Code for DisCo: Remedy Self-supervised Learning on Lightweight Models with Distilled Contrastive Learning

Overview

DisCo: Remedy Self-supervised Learning on Lightweight Models with Distilled Contrastive Learning

Pytorch Implementation for DisCo: Remedy Self-supervised Learning on Lightweight Models with Distilled Contrastive Learning

If the project is useful to you, please give us a star. ⭐️

image

@article{gao2021disco,
  title={DisCo: Remedy Self-supervised Learning on Lightweight Models with Distilled Contrastive Learning},
  author={Gao, Yuting and Zhuang, Jia-Xin and Li, Ke and Cheng, Hao and Guo, Xiaowei and Huang, Feiyue and Ji, Rongrong and Sun, Xing},
  journal={arXiv preprint arXiv:2104.09124},
  year={2021}
}

Checkpoints

Teacher Models

Architecture Self-supervised Methods Model Checkpoints
ResNet152 MoCo-V2 Model
ResNet101 MoCo-V2 Model
ResNet50 MoCo-V2 Model

For teacher models such as ResNet-50*2 etc, we use their official implementation, which can be downloaded from their github pages.

MATERIAL SUPPLIED:

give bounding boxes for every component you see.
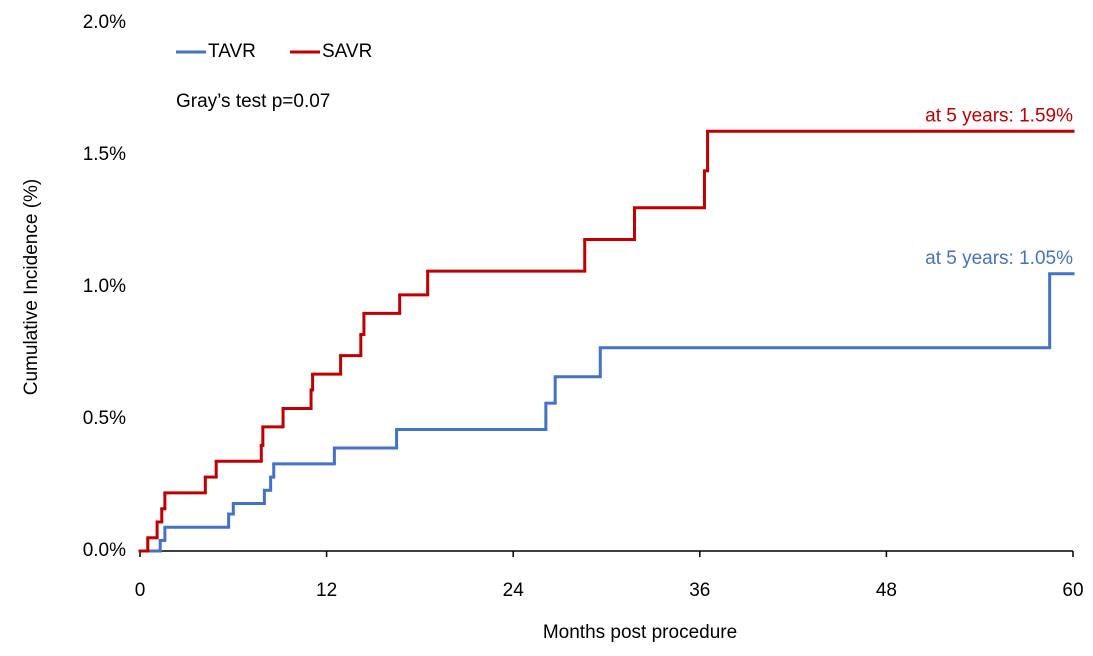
- y-tick-label: 0.0%: [83, 540, 126, 561]
- x-tick-label: 0: [135, 580, 146, 601]
- y-tick-label: 0.5%: [83, 408, 126, 429]
- legend-label: SAVR: [322, 41, 372, 62]
- annotation: Gray’s test p=0.07: [176, 91, 330, 112]
- y-axis-label: Cumulative Incidence (%): [21, 179, 42, 395]
- x-tick-label: 36: [689, 580, 710, 601]
- end-label: at 5 years: 1.59%: [925, 105, 1073, 126]
- x-tick-label: 48: [876, 580, 897, 601]
- y-tick-label: 1.0%: [83, 276, 126, 297]
- x-axis-label: Months post procedure: [543, 622, 737, 643]
- end-label: at 5 years: 1.05%: [925, 248, 1073, 269]
- x-tick-label: 12: [316, 580, 337, 601]
- x-tick-label: 24: [503, 580, 525, 601]
- y-tick-label: 1.5%: [83, 144, 126, 165]
- x-tick-label: 60: [1062, 580, 1083, 601]
- legend-label: TAVR: [208, 41, 256, 62]
- y-tick-label: 2.0%: [83, 12, 126, 33]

DO THIS: Print the entire DisCo code page word for word. These entries come from a different source than the DisCo code page.

TASK SOLUTION:
Code for DisCo: Remedy Self-supervised Learning on Lightweight Models with Distilled Contrastive Learning

Overview

DisCo: Remedy Self-supervised Learning on Lightweight Models with Distilled Contrastive Learning

Pytorch Implementation for DisCo: Remedy Self-supervised Learning on Lightweight Models with Distilled Contrastive Learning

If the project is useful to you, please give us a star. ⭐️

image

@article{gao2021disco,
  title={DisCo: Remedy Self-supervised Learning on Lightweight Models with Distilled Contrastive Learning},
  author={Gao, Yuting and Zhuang, Jia-Xin and Li, Ke and Cheng, Hao and Guo, Xiaowei and Huang, Feiyue and Ji, Rongrong and Sun, Xing},
  journal={arXiv preprint arXiv:2104.09124},
  year={2021}
}

Checkpoints

Teacher Models

Architecture Self-supervised Methods Model Checkpoints
ResNet152 MoCo-V2 Model
ResNet101 MoCo-V2 Model
ResNet50 MoCo-V2 Model

For teacher models such as ResNet-50*2 etc, we use their official implementation, which can be downloaded from their github pages.